------ Records shown ------
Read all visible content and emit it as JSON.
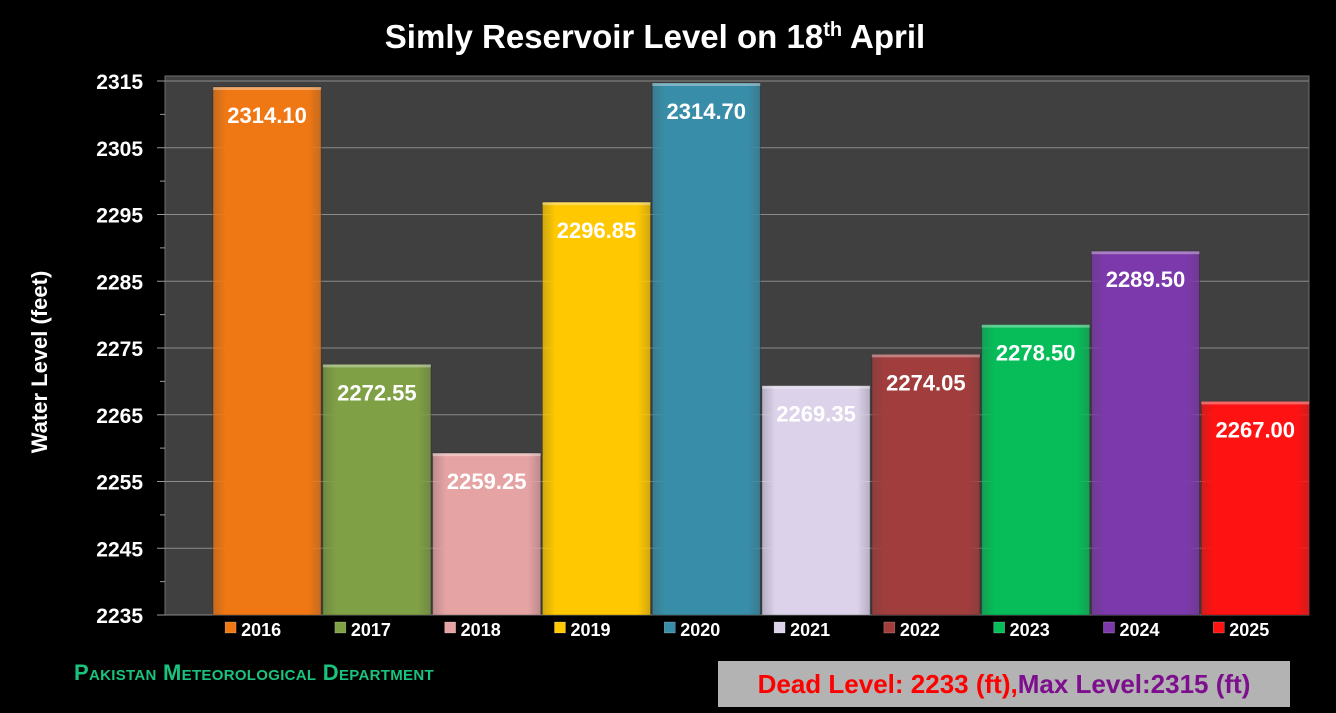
{
  "chart_data": {
    "type": "bar",
    "title": "Simly Reservoir Level on 18",
    "title_sup": "th",
    "title_end": " April",
    "ylabel": "Water Level  (feet)",
    "xlabel": "",
    "ylim": [
      2235,
      2315
    ],
    "yticks": [
      "2315",
      "2305",
      "2295",
      "2285",
      "2275",
      "2265",
      "2255",
      "2245",
      "2235"
    ],
    "grid": true,
    "legend": "bottom",
    "categories": [
      "2016",
      "2017",
      "2018",
      "2019",
      "2020",
      "2021",
      "2022",
      "2023",
      "2024",
      "2025"
    ],
    "values": [
      2314.1,
      2272.55,
      2259.25,
      2296.85,
      2314.7,
      2269.35,
      2274.05,
      2278.5,
      2289.5,
      2267.0
    ],
    "value_labels": [
      "2314.10",
      "2272.55",
      "2259.25",
      "2296.85",
      "2314.70",
      "2269.35",
      "2274.05",
      "2278.50",
      "2289.50",
      "2267.00"
    ],
    "colors": [
      "#f07814",
      "#7fa045",
      "#e5a3a3",
      "#ffc800",
      "#388ea8",
      "#dcd2ea",
      "#a23d3d",
      "#06bd59",
      "#7c39ab",
      "#ff1212"
    ]
  },
  "footer": {
    "organization": "Pakistan Meteorological Department",
    "dead_level": "Dead Level: 2233 (ft)",
    "separator": ",",
    "max_level": "Max Level:2315 (ft)"
  }
}
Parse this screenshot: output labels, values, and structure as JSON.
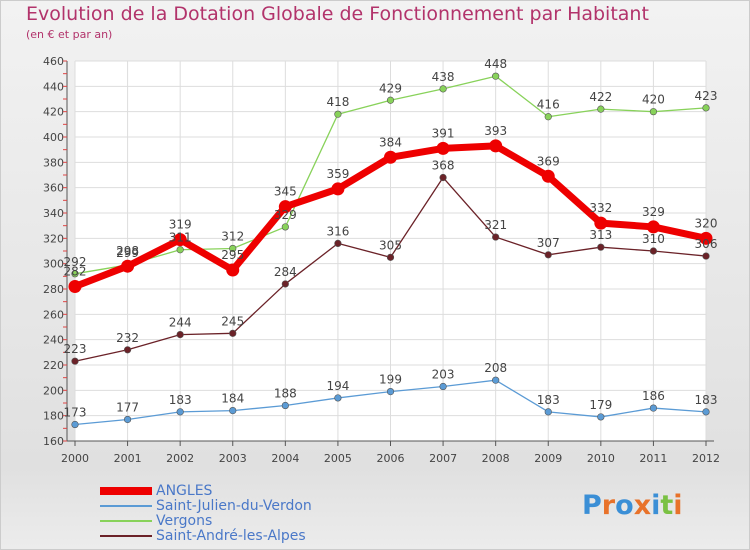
{
  "header": {
    "title": "Evolution de la Dotation Globale de Fonctionnement par Habitant",
    "subtitle": "(en € et par an)"
  },
  "logo": {
    "text": "Proxiti",
    "letters": [
      {
        "ch": "P",
        "color": "#3b8fd6"
      },
      {
        "ch": "r",
        "color": "#e8722a"
      },
      {
        "ch": "o",
        "color": "#3b8fd6"
      },
      {
        "ch": "x",
        "color": "#e8722a"
      },
      {
        "ch": "i",
        "color": "#3b8fd6"
      },
      {
        "ch": "t",
        "color": "#7ac143"
      },
      {
        "ch": "i",
        "color": "#e8722a"
      }
    ]
  },
  "chart_data": {
    "type": "line",
    "x": [
      "2000",
      "2001",
      "2002",
      "2003",
      "2004",
      "2005",
      "2006",
      "2007",
      "2008",
      "2009",
      "2010",
      "2011",
      "2012"
    ],
    "ylim": [
      160,
      460
    ],
    "yticks": [
      160,
      180,
      200,
      220,
      240,
      260,
      280,
      300,
      320,
      340,
      360,
      380,
      400,
      420,
      440,
      460
    ],
    "grid": true,
    "legend_position": "bottom-left",
    "series": [
      {
        "name": "Vergons",
        "color": "#88d25a",
        "values": [
          292,
          299,
          311,
          312,
          329,
          418,
          429,
          438,
          448,
          416,
          422,
          420,
          423
        ]
      },
      {
        "name": "Saint-André-les-Alpes",
        "color": "#6b2228",
        "values": [
          223,
          232,
          244,
          245,
          284,
          316,
          305,
          368,
          321,
          307,
          313,
          310,
          306
        ]
      },
      {
        "name": "Saint-Julien-du-Verdon",
        "color": "#5b9bd5",
        "values": [
          173,
          177,
          183,
          184,
          188,
          194,
          199,
          203,
          208,
          183,
          179,
          186,
          183
        ]
      },
      {
        "name": "ANGLES",
        "color": "#ee0000",
        "values": [
          282,
          298,
          319,
          295,
          345,
          359,
          384,
          391,
          393,
          369,
          332,
          329,
          320
        ]
      }
    ],
    "legend": [
      {
        "name": "ANGLES",
        "color": "#ee0000"
      },
      {
        "name": "Saint-Julien-du-Verdon",
        "color": "#5b9bd5"
      },
      {
        "name": "Vergons",
        "color": "#88d25a"
      },
      {
        "name": "Saint-André-les-Alpes",
        "color": "#6b2228"
      }
    ]
  }
}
------
_The request_
Every entry must be reproduced exactly, with the images left out.

_Response_
Read all visible content and emit it as JSON.
{
  "chart_data": {
    "type": "bar",
    "title": "Simly Reservoir Level on 18",
    "title_sup": "th",
    "title_end": " April",
    "ylabel": "Water Level  (feet)",
    "xlabel": "",
    "ylim": [
      2235,
      2315
    ],
    "yticks": [
      "2315",
      "2305",
      "2295",
      "2285",
      "2275",
      "2265",
      "2255",
      "2245",
      "2235"
    ],
    "grid": true,
    "legend": "bottom",
    "categories": [
      "2016",
      "2017",
      "2018",
      "2019",
      "2020",
      "2021",
      "2022",
      "2023",
      "2024",
      "2025"
    ],
    "values": [
      2314.1,
      2272.55,
      2259.25,
      2296.85,
      2314.7,
      2269.35,
      2274.05,
      2278.5,
      2289.5,
      2267.0
    ],
    "value_labels": [
      "2314.10",
      "2272.55",
      "2259.25",
      "2296.85",
      "2314.70",
      "2269.35",
      "2274.05",
      "2278.50",
      "2289.50",
      "2267.00"
    ],
    "colors": [
      "#f07814",
      "#7fa045",
      "#e5a3a3",
      "#ffc800",
      "#388ea8",
      "#dcd2ea",
      "#a23d3d",
      "#06bd59",
      "#7c39ab",
      "#ff1212"
    ]
  },
  "footer": {
    "organization": "Pakistan Meteorological Department",
    "dead_level": "Dead Level: 2233 (ft)",
    "separator": ",",
    "max_level": "Max Level:2315 (ft)"
  }
}
Parse this screenshot: output labels, values, and structure as JSON.
{
  "header": {
    "title": "Evolution de la Dotation Globale de Fonctionnement par Habitant",
    "subtitle": "(en € et par an)"
  },
  "logo": {
    "text": "Proxiti",
    "letters": [
      {
        "ch": "P",
        "color": "#3b8fd6"
      },
      {
        "ch": "r",
        "color": "#e8722a"
      },
      {
        "ch": "o",
        "color": "#3b8fd6"
      },
      {
        "ch": "x",
        "color": "#e8722a"
      },
      {
        "ch": "i",
        "color": "#3b8fd6"
      },
      {
        "ch": "t",
        "color": "#7ac143"
      },
      {
        "ch": "i",
        "color": "#e8722a"
      }
    ]
  },
  "chart_data": {
    "type": "line",
    "x": [
      "2000",
      "2001",
      "2002",
      "2003",
      "2004",
      "2005",
      "2006",
      "2007",
      "2008",
      "2009",
      "2010",
      "2011",
      "2012"
    ],
    "ylim": [
      160,
      460
    ],
    "yticks": [
      160,
      180,
      200,
      220,
      240,
      260,
      280,
      300,
      320,
      340,
      360,
      380,
      400,
      420,
      440,
      460
    ],
    "grid": true,
    "legend_position": "bottom-left",
    "series": [
      {
        "name": "Vergons",
        "color": "#88d25a",
        "values": [
          292,
          299,
          311,
          312,
          329,
          418,
          429,
          438,
          448,
          416,
          422,
          420,
          423
        ]
      },
      {
        "name": "Saint-André-les-Alpes",
        "color": "#6b2228",
        "values": [
          223,
          232,
          244,
          245,
          284,
          316,
          305,
          368,
          321,
          307,
          313,
          310,
          306
        ]
      },
      {
        "name": "Saint-Julien-du-Verdon",
        "color": "#5b9bd5",
        "values": [
          173,
          177,
          183,
          184,
          188,
          194,
          199,
          203,
          208,
          183,
          179,
          186,
          183
        ]
      },
      {
        "name": "ANGLES",
        "color": "#ee0000",
        "values": [
          282,
          298,
          319,
          295,
          345,
          359,
          384,
          391,
          393,
          369,
          332,
          329,
          320
        ]
      }
    ],
    "legend": [
      {
        "name": "ANGLES",
        "color": "#ee0000"
      },
      {
        "name": "Saint-Julien-du-Verdon",
        "color": "#5b9bd5"
      },
      {
        "name": "Vergons",
        "color": "#88d25a"
      },
      {
        "name": "Saint-André-les-Alpes",
        "color": "#6b2228"
      }
    ]
  }
}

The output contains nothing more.